[Entries taken from a collection]
# # # # # # #

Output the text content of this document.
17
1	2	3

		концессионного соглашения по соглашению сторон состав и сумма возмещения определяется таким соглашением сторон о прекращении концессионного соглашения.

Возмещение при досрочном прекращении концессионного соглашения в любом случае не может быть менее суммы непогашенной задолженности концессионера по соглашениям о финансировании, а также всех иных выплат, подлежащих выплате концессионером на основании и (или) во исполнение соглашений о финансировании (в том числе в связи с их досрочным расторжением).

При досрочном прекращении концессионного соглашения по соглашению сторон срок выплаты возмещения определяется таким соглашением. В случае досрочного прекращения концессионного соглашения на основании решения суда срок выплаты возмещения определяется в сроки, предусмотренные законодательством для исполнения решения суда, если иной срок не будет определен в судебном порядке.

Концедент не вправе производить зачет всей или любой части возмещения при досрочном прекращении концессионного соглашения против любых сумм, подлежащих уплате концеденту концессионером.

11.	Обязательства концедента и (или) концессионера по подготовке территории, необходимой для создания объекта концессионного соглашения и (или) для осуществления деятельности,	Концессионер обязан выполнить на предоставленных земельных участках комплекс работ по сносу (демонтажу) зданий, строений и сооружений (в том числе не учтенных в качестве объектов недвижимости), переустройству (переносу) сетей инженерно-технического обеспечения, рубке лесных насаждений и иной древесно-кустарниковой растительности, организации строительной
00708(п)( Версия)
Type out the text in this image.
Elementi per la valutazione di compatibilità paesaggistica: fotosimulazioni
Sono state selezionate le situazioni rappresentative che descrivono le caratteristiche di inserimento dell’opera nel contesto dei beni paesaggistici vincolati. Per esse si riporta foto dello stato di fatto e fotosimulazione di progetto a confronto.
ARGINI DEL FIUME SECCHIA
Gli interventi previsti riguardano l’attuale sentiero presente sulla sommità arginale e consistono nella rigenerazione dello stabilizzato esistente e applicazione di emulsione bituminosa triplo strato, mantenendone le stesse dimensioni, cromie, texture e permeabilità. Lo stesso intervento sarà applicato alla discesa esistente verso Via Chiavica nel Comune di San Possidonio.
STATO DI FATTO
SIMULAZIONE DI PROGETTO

# # # # # # #

Go through the preceding material and copy each line that has the word "this".

Output the text content of this document.
Type out the text in this image.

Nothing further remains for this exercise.